> Aim: Reproduce all entries precisely as they are written.

> Recorded data:
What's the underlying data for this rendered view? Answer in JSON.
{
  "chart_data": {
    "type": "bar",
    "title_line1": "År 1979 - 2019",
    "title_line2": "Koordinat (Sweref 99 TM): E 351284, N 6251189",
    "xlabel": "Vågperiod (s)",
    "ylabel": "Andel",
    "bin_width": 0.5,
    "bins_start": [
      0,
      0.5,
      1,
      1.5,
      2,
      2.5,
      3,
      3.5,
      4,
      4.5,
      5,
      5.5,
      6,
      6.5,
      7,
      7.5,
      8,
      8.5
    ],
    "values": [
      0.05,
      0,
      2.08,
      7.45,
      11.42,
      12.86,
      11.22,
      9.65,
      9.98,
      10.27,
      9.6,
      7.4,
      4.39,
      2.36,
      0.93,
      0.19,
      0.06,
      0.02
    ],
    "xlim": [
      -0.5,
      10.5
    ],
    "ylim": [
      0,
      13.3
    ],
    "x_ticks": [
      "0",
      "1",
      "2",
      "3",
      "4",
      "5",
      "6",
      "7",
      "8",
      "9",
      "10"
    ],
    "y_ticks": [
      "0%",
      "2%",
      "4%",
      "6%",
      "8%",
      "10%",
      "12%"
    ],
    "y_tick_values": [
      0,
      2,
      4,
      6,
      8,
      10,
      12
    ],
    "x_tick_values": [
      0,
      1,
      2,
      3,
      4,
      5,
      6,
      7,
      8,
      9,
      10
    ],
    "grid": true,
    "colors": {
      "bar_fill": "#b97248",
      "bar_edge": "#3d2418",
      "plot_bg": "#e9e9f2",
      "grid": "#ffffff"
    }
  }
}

> Reply:
What's the underlying data for this rendered view? Answer in JSON.
{
  "chart_data": {
    "type": "bar",
    "title_line1": "År 1979 - 2019",
    "title_line2": "Koordinat (Sweref 99 TM): E 351284, N 6251189",
    "xlabel": "Vågperiod (s)",
    "ylabel": "Andel",
    "bin_width": 0.5,
    "bins_start": [
      0,
      0.5,
      1,
      1.5,
      2,
      2.5,
      3,
      3.5,
      4,
      4.5,
      5,
      5.5,
      6,
      6.5,
      7,
      7.5,
      8,
      8.5
    ],
    "values": [
      0.05,
      0,
      2.08,
      7.45,
      11.42,
      12.86,
      11.22,
      9.65,
      9.98,
      10.27,
      9.6,
      7.4,
      4.39,
      2.36,
      0.93,
      0.19,
      0.06,
      0.02
    ],
    "xlim": [
      -0.5,
      10.5
    ],
    "ylim": [
      0,
      13.3
    ],
    "x_ticks": [
      "0",
      "1",
      "2",
      "3",
      "4",
      "5",
      "6",
      "7",
      "8",
      "9",
      "10"
    ],
    "y_ticks": [
      "0%",
      "2%",
      "4%",
      "6%",
      "8%",
      "10%",
      "12%"
    ],
    "y_tick_values": [
      0,
      2,
      4,
      6,
      8,
      10,
      12
    ],
    "x_tick_values": [
      0,
      1,
      2,
      3,
      4,
      5,
      6,
      7,
      8,
      9,
      10
    ],
    "grid": true,
    "colors": {
      "bar_fill": "#b97248",
      "bar_edge": "#3d2418",
      "plot_bg": "#e9e9f2",
      "grid": "#ffffff"
    }
  }
}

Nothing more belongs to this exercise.